## GIVEN INSTRUCTION
What do the lines from the one containing "What data populates" through the end of the entries say? Quote them exactly, and only them.

## RECORD EXCERPTS
★ ★ ★

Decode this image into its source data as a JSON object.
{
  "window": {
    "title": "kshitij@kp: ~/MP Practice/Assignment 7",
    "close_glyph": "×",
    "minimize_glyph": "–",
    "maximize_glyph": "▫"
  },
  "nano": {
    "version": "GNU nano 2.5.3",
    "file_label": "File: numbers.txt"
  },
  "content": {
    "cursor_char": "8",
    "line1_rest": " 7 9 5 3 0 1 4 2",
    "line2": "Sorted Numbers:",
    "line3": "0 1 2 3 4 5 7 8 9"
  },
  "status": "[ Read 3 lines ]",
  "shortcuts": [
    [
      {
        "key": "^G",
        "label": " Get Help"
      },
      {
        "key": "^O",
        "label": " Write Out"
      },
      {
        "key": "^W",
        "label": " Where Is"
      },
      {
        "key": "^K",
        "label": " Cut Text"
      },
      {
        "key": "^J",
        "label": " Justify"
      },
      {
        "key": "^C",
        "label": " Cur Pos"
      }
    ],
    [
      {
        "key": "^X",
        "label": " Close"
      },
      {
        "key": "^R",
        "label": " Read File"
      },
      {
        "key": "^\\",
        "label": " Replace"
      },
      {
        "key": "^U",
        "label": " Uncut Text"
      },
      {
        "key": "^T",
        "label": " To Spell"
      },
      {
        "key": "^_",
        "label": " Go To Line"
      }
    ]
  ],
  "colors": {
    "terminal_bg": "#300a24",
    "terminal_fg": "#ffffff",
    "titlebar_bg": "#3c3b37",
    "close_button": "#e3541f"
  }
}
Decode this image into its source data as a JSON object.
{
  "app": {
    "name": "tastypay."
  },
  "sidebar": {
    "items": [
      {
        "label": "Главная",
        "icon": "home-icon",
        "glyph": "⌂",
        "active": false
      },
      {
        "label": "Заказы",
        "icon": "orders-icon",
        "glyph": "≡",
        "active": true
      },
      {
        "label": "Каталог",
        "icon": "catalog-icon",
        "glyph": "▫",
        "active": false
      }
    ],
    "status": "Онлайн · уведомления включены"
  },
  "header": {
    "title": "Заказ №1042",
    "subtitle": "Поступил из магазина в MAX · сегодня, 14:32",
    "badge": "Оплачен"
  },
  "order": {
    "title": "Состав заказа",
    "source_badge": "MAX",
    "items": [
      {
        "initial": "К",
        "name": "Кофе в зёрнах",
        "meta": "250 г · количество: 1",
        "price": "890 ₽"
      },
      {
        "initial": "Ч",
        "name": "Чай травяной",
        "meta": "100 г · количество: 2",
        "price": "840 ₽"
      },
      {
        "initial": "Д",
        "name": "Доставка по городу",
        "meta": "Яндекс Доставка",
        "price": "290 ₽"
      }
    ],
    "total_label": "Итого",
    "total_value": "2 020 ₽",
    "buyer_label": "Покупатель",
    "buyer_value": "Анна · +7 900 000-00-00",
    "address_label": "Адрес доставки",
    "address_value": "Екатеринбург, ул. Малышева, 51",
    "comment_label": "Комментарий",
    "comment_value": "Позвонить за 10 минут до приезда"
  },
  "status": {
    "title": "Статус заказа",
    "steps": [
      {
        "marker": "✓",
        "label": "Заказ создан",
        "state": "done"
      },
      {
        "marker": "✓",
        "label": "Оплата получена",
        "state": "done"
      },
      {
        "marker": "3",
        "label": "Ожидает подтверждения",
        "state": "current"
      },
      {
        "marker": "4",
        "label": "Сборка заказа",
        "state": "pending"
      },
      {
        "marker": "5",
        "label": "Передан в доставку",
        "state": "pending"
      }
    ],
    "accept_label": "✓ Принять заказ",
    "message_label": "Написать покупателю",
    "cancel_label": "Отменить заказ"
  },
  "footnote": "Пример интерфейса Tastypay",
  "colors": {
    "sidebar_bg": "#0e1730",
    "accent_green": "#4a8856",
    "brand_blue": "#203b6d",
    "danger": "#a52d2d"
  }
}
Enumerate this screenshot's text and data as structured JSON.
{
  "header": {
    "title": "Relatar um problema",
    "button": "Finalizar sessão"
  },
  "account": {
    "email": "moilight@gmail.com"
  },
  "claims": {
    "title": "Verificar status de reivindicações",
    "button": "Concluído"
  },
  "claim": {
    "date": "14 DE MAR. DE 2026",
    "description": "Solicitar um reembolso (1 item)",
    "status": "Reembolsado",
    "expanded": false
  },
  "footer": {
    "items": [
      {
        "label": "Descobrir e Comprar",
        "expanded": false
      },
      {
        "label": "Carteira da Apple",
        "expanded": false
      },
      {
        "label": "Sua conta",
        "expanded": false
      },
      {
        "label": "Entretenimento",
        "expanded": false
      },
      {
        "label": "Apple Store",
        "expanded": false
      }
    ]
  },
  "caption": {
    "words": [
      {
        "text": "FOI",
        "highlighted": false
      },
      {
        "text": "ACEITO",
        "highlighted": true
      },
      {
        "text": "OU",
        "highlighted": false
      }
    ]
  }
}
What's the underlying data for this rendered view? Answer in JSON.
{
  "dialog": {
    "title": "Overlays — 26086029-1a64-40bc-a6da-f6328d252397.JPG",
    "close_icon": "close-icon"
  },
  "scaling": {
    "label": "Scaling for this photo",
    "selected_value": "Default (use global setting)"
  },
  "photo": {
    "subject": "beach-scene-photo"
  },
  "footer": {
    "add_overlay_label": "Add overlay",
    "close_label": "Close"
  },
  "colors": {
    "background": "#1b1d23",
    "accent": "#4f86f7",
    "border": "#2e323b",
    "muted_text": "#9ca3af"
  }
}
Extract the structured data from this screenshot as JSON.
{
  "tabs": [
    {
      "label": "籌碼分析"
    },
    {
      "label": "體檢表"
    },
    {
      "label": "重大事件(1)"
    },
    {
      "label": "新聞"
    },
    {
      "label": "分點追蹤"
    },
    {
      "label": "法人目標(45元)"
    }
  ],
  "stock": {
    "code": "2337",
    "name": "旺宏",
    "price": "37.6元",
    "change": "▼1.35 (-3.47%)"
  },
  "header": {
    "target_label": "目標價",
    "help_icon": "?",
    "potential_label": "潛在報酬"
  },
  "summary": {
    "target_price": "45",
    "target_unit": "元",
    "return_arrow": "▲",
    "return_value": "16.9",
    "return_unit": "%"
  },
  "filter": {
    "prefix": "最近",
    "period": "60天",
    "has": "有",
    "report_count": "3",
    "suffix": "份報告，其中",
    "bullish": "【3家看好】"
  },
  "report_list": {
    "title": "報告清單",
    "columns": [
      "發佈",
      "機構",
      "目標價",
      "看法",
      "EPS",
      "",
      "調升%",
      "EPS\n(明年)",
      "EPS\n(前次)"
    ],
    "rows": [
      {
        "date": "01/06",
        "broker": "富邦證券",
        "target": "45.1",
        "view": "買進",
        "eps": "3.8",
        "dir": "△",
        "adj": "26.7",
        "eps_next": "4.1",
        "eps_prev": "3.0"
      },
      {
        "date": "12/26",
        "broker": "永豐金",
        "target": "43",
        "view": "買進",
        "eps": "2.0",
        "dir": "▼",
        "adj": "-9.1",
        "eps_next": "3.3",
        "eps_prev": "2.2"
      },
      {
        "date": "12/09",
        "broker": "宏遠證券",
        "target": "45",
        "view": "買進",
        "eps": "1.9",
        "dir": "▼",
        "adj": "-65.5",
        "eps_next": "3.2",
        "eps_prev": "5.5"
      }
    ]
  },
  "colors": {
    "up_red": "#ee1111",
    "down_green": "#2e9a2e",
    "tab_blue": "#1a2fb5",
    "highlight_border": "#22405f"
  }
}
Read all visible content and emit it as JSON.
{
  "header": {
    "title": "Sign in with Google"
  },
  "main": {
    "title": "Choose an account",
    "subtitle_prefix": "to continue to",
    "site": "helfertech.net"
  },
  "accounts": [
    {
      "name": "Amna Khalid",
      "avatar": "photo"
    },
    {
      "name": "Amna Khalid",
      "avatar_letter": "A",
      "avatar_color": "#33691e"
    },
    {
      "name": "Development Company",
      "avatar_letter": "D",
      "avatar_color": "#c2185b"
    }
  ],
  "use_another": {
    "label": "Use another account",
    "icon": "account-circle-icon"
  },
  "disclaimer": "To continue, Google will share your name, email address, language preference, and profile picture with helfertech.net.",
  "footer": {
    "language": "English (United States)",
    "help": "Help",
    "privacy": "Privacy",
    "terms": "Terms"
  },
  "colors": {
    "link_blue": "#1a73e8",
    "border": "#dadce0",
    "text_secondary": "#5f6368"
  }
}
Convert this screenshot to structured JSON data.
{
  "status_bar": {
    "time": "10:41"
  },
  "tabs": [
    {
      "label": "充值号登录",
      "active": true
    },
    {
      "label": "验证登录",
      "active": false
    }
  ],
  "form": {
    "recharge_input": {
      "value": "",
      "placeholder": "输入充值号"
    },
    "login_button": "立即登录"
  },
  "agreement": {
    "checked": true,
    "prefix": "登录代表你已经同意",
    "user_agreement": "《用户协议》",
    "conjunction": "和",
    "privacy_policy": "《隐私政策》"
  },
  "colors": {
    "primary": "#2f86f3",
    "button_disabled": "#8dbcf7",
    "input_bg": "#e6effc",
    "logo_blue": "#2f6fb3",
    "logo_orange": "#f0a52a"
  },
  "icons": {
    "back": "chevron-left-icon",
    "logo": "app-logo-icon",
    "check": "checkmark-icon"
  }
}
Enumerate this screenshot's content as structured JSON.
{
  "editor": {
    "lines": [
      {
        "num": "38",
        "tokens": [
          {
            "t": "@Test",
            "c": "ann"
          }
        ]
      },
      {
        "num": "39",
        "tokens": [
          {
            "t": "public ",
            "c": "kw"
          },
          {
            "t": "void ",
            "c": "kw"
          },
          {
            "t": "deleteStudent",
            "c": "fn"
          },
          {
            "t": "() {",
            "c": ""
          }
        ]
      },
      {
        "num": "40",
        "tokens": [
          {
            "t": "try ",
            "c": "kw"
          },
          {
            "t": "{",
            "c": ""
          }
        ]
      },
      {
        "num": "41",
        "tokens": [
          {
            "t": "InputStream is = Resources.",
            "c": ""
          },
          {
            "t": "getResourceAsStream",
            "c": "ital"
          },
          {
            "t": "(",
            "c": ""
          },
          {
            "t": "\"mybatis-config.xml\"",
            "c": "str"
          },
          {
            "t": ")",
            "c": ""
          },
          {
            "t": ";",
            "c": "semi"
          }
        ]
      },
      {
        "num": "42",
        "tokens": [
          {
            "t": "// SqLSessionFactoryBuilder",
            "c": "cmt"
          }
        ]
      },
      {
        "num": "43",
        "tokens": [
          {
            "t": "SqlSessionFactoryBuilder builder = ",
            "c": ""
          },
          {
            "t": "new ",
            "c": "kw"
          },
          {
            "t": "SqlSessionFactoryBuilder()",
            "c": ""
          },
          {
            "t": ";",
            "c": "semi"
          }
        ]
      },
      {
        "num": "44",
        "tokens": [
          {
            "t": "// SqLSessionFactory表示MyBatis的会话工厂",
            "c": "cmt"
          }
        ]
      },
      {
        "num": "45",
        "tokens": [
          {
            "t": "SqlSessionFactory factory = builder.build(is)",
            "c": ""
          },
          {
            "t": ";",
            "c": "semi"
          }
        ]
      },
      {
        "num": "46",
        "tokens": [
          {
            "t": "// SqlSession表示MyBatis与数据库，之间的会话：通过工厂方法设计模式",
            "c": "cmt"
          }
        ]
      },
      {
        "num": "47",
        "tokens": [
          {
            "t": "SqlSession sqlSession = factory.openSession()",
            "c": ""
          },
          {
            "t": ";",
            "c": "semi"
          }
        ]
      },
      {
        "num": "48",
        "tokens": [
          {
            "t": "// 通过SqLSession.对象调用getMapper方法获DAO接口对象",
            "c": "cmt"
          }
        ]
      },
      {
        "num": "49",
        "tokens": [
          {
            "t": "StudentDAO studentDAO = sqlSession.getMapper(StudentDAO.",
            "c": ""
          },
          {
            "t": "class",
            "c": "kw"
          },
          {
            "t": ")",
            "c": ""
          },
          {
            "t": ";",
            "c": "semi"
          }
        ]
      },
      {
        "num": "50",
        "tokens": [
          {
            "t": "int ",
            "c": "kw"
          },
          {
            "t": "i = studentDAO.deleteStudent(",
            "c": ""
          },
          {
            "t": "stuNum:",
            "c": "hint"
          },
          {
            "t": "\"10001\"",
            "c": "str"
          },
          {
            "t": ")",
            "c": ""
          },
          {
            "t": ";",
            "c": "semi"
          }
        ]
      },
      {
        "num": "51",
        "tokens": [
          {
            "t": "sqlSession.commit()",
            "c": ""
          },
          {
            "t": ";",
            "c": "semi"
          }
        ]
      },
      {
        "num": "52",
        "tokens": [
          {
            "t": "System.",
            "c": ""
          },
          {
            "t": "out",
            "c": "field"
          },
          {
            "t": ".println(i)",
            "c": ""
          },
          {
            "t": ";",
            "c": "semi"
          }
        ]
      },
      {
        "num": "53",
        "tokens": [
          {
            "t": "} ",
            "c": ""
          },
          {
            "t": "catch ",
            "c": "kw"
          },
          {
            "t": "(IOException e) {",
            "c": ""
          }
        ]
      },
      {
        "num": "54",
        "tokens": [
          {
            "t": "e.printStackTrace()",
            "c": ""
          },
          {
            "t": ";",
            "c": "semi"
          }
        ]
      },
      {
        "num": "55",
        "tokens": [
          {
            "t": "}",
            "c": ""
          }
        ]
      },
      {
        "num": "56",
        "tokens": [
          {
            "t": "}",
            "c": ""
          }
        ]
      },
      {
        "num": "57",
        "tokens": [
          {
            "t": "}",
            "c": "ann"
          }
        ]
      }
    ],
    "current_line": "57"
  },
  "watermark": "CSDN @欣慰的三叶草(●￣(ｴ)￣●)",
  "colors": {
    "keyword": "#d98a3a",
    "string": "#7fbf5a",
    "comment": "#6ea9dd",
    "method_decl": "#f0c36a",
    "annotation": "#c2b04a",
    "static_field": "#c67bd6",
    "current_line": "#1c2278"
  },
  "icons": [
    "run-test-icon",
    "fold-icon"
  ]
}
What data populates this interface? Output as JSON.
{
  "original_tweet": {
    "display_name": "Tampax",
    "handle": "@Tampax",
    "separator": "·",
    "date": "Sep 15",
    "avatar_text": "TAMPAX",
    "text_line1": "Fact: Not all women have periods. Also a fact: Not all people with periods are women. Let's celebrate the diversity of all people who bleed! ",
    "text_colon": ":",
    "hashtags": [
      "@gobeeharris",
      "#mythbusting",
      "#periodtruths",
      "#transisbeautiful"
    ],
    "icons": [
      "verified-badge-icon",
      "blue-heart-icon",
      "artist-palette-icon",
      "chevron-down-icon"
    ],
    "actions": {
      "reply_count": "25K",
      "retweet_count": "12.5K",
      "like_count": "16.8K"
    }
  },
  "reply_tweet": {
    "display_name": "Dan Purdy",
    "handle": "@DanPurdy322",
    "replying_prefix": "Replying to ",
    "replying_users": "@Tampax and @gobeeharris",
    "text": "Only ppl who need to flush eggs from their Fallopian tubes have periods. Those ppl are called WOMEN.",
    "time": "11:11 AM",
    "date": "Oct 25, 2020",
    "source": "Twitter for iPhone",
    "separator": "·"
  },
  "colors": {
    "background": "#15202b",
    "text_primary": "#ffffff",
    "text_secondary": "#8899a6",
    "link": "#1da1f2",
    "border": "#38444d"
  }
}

★ ★ ★

## SOLUTION FOR THIS EXERCISE
What data populates this interface? Output as JSON.
{
  "original_tweet": {
    "display_name": "Tampax",
    "handle": "@Tampax",
    "separator": "·",
    "date": "Sep 15",
    "avatar_text": "TAMPAX",
    "text_line1": "Fact: Not all women have periods. Also a fact: Not all people with periods are women. Let's celebrate the diversity of all people who bleed! ",
    "text_colon": ":",
    "hashtags": [
      "@gobeeharris",
      "#mythbusting",
      "#periodtruths",
      "#transisbeautiful"
    ],
    "icons": [
      "verified-badge-icon",
      "blue-heart-icon",
      "artist-palette-icon",
      "chevron-down-icon"
    ],
    "actions": {
      "reply_count": "25K",
      "retweet_count": "12.5K",
      "like_count": "16.8K"
    }
  },
  "reply_tweet": {
    "display_name": "Dan Purdy",
    "handle": "@DanPurdy322",
    "replying_prefix": "Replying to ",
    "replying_users": "@Tampax and @gobeeharris",
    "text": "Only ppl who need to flush eggs from their Fallopian tubes have periods. Those ppl are called WOMEN.",
    "time": "11:11 AM",
    "date": "Oct 25, 2020",
    "source": "Twitter for iPhone",
    "separator": "·"
  },
  "colors": {
    "background": "#15202b",
    "text_primary": "#ffffff",
    "text_secondary": "#8899a6",
    "link": "#1da1f2",
    "border": "#38444d"
  }
}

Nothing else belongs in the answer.